▶ Source material:
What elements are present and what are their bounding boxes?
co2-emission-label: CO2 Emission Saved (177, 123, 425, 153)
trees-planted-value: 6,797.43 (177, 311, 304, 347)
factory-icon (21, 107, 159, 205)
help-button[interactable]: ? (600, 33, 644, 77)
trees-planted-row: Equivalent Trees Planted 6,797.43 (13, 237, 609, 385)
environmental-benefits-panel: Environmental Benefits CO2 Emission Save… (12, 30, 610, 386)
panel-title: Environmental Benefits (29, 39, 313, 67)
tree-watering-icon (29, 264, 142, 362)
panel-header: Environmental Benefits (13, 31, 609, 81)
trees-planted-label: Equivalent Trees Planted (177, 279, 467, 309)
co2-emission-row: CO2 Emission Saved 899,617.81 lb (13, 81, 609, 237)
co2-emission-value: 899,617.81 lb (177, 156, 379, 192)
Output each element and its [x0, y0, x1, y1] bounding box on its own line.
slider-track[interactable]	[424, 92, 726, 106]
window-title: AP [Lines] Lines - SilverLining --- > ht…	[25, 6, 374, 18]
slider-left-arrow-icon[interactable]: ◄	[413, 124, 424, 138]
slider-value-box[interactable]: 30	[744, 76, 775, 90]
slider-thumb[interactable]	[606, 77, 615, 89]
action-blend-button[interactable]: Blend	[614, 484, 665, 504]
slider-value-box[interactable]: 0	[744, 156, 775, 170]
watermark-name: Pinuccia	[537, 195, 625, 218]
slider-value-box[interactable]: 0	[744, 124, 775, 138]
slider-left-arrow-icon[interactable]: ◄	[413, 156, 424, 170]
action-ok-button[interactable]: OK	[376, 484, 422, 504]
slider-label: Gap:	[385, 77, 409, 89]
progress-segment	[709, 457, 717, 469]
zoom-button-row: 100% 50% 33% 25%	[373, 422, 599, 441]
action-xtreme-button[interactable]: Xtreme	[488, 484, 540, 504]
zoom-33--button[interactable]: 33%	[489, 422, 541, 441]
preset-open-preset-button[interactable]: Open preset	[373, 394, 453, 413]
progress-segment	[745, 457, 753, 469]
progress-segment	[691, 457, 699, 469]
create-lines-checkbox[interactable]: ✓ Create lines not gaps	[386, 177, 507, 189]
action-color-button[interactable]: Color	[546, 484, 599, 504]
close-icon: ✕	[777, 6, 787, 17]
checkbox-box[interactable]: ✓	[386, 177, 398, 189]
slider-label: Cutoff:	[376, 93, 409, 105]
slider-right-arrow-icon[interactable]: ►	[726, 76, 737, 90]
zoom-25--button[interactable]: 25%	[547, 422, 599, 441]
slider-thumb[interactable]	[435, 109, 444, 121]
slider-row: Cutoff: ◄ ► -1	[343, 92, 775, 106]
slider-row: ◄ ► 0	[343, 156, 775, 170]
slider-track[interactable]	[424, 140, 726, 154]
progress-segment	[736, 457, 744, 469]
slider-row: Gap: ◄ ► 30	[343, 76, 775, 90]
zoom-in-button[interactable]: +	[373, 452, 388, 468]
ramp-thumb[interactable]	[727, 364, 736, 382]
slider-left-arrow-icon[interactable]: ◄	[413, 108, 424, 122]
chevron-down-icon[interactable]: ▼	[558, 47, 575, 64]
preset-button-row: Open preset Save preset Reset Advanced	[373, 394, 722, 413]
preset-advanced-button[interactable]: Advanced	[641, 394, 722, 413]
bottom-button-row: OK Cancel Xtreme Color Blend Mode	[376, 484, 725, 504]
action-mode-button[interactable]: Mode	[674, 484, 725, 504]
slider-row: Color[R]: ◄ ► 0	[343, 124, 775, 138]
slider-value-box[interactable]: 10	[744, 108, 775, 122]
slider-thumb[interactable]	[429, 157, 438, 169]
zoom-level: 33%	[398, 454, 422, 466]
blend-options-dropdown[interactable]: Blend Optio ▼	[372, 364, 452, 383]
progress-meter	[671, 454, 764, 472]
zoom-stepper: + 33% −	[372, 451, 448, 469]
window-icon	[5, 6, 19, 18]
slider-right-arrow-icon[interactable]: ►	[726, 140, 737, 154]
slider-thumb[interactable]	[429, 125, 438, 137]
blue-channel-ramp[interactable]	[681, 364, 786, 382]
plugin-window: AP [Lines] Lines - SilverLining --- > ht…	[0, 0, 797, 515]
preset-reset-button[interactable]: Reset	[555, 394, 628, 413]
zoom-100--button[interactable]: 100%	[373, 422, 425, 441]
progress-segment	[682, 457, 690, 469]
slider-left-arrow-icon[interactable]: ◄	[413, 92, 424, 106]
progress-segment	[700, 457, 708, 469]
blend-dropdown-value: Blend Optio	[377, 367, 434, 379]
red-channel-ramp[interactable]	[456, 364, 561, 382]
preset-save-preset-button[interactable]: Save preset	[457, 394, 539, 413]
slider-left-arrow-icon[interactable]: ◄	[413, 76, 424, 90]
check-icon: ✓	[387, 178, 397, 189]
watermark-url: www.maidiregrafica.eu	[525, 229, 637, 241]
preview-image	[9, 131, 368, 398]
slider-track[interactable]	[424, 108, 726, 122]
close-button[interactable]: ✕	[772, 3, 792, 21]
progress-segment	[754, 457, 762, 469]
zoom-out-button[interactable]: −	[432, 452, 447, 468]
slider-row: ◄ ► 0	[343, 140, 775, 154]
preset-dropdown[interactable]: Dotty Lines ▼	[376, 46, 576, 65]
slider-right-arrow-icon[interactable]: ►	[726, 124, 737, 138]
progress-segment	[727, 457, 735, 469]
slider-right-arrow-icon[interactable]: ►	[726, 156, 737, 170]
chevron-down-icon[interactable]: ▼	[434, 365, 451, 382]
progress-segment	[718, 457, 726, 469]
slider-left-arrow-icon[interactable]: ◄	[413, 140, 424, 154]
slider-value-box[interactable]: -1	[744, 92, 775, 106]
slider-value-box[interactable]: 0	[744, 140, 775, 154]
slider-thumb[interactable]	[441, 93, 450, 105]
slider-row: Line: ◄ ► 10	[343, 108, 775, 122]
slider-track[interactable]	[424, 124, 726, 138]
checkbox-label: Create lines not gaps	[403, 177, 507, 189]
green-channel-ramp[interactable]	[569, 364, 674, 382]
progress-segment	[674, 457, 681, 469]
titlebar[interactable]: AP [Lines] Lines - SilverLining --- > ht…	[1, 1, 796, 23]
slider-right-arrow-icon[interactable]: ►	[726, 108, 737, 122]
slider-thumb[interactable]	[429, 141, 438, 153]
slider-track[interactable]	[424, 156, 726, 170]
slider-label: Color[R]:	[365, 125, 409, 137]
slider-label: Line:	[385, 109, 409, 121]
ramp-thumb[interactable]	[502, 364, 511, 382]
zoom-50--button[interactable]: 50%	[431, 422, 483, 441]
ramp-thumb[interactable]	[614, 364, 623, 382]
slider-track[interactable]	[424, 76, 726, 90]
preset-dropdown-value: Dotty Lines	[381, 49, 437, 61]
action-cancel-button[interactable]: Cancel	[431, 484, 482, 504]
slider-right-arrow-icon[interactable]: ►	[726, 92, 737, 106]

▶ Direction:
Copy every line of the records above word for word, with nothing changed.

▶ Task output:
What elements are present and what are their bounding boxes?
co2-emission-label: CO2 Emission Saved (177, 123, 425, 153)
trees-planted-value: 6,797.43 (177, 311, 304, 347)
factory-icon (21, 107, 159, 205)
help-button[interactable]: ? (600, 33, 644, 77)
trees-planted-row: Equivalent Trees Planted 6,797.43 (13, 237, 609, 385)
environmental-benefits-panel: Environmental Benefits CO2 Emission Save… (12, 30, 610, 386)
panel-title: Environmental Benefits (29, 39, 313, 67)
tree-watering-icon (29, 264, 142, 362)
panel-header: Environmental Benefits (13, 31, 609, 81)
trees-planted-label: Equivalent Trees Planted (177, 279, 467, 309)
co2-emission-row: CO2 Emission Saved 899,617.81 lb (13, 81, 609, 237)
co2-emission-value: 899,617.81 lb (177, 156, 379, 192)
Output each element and its [x0, y0, x1, y1] bounding box on its own line.
slider-track[interactable]	[424, 92, 726, 106]
window-title: AP [Lines] Lines - SilverLining --- > ht…	[25, 6, 374, 18]
slider-left-arrow-icon[interactable]: ◄	[413, 124, 424, 138]
slider-value-box[interactable]: 30	[744, 76, 775, 90]
slider-thumb[interactable]	[606, 77, 615, 89]
action-blend-button[interactable]: Blend	[614, 484, 665, 504]
slider-value-box[interactable]: 0	[744, 156, 775, 170]
watermark-name: Pinuccia	[537, 195, 625, 218]
slider-value-box[interactable]: 0	[744, 124, 775, 138]
slider-left-arrow-icon[interactable]: ◄	[413, 156, 424, 170]
action-ok-button[interactable]: OK	[376, 484, 422, 504]
slider-label: Gap:	[385, 77, 409, 89]
progress-segment	[709, 457, 717, 469]
zoom-button-row: 100% 50% 33% 25%	[373, 422, 599, 441]
action-xtreme-button[interactable]: Xtreme	[488, 484, 540, 504]
zoom-33--button[interactable]: 33%	[489, 422, 541, 441]
preset-open-preset-button[interactable]: Open preset	[373, 394, 453, 413]
progress-segment	[745, 457, 753, 469]
progress-segment	[691, 457, 699, 469]
create-lines-checkbox[interactable]: ✓ Create lines not gaps	[386, 177, 507, 189]
action-color-button[interactable]: Color	[546, 484, 599, 504]
close-icon: ✕	[777, 6, 787, 17]
checkbox-box[interactable]: ✓	[386, 177, 398, 189]
slider-label: Cutoff:	[376, 93, 409, 105]
slider-right-arrow-icon[interactable]: ►	[726, 76, 737, 90]
zoom-25--button[interactable]: 25%	[547, 422, 599, 441]
slider-thumb[interactable]	[435, 109, 444, 121]
slider-row: Cutoff: ◄ ► -1	[343, 92, 775, 106]
slider-row: ◄ ► 0	[343, 156, 775, 170]
slider-track[interactable]	[424, 140, 726, 154]
progress-segment	[736, 457, 744, 469]
slider-row: Gap: ◄ ► 30	[343, 76, 775, 90]
zoom-in-button[interactable]: +	[373, 452, 388, 468]
ramp-thumb[interactable]	[727, 364, 736, 382]
slider-left-arrow-icon[interactable]: ◄	[413, 108, 424, 122]
chevron-down-icon[interactable]: ▼	[558, 47, 575, 64]
preset-button-row: Open preset Save preset Reset Advanced	[373, 394, 722, 413]
preset-advanced-button[interactable]: Advanced	[641, 394, 722, 413]
bottom-button-row: OK Cancel Xtreme Color Blend Mode	[376, 484, 725, 504]
action-mode-button[interactable]: Mode	[674, 484, 725, 504]
slider-row: Color[R]: ◄ ► 0	[343, 124, 775, 138]
slider-value-box[interactable]: 10	[744, 108, 775, 122]
slider-thumb[interactable]	[429, 157, 438, 169]
zoom-level: 33%	[398, 454, 422, 466]
blend-options-dropdown[interactable]: Blend Optio ▼	[372, 364, 452, 383]
progress-meter	[671, 454, 764, 472]
zoom-stepper: + 33% −	[372, 451, 448, 469]
window-icon	[5, 6, 19, 18]
slider-right-arrow-icon[interactable]: ►	[726, 140, 737, 154]
slider-thumb[interactable]	[429, 125, 438, 137]
blue-channel-ramp[interactable]	[681, 364, 786, 382]
plugin-window: AP [Lines] Lines - SilverLining --- > ht…	[0, 0, 797, 515]
preset-reset-button[interactable]: Reset	[555, 394, 628, 413]
zoom-100--button[interactable]: 100%	[373, 422, 425, 441]
progress-segment	[682, 457, 690, 469]
slider-left-arrow-icon[interactable]: ◄	[413, 92, 424, 106]
progress-segment	[700, 457, 708, 469]
blend-dropdown-value: Blend Optio	[377, 367, 434, 379]
red-channel-ramp[interactable]	[456, 364, 561, 382]
preset-save-preset-button[interactable]: Save preset	[457, 394, 539, 413]
slider-left-arrow-icon[interactable]: ◄	[413, 76, 424, 90]
check-icon: ✓	[387, 178, 397, 189]
watermark-url: www.maidiregrafica.eu	[525, 229, 637, 241]
preview-image	[9, 131, 368, 398]
slider-track[interactable]	[424, 108, 726, 122]
close-button[interactable]: ✕	[772, 3, 792, 21]
progress-segment	[754, 457, 762, 469]
zoom-out-button[interactable]: −	[432, 452, 447, 468]
slider-row: ◄ ► 0	[343, 140, 775, 154]
preset-dropdown[interactable]: Dotty Lines ▼	[376, 46, 576, 65]
slider-right-arrow-icon[interactable]: ►	[726, 124, 737, 138]
progress-segment	[727, 457, 735, 469]
slider-right-arrow-icon[interactable]: ►	[726, 156, 737, 170]
chevron-down-icon[interactable]: ▼	[434, 365, 451, 382]
progress-segment	[718, 457, 726, 469]
slider-left-arrow-icon[interactable]: ◄	[413, 140, 424, 154]
slider-value-box[interactable]: -1	[744, 92, 775, 106]
slider-value-box[interactable]: 0	[744, 140, 775, 154]
slider-thumb[interactable]	[441, 93, 450, 105]
slider-row: Line: ◄ ► 10	[343, 108, 775, 122]
slider-track[interactable]	[424, 124, 726, 138]
checkbox-label: Create lines not gaps	[403, 177, 507, 189]
green-channel-ramp[interactable]	[569, 364, 674, 382]
progress-segment	[674, 457, 681, 469]
titlebar[interactable]: AP [Lines] Lines - SilverLining --- > ht…	[1, 1, 796, 23]
slider-right-arrow-icon[interactable]: ►	[726, 108, 737, 122]
slider-thumb[interactable]	[429, 141, 438, 153]
slider-track[interactable]	[424, 156, 726, 170]
slider-label: Color[R]:	[365, 125, 409, 137]
slider-label: Line:	[385, 109, 409, 121]
ramp-thumb[interactable]	[502, 364, 511, 382]
zoom-50--button[interactable]: 50%	[431, 422, 483, 441]
ramp-thumb[interactable]	[614, 364, 623, 382]
slider-track[interactable]	[424, 76, 726, 90]
preset-dropdown-value: Dotty Lines	[381, 49, 437, 61]
action-cancel-button[interactable]: Cancel	[431, 484, 482, 504]
slider-right-arrow-icon[interactable]: ►	[726, 92, 737, 106]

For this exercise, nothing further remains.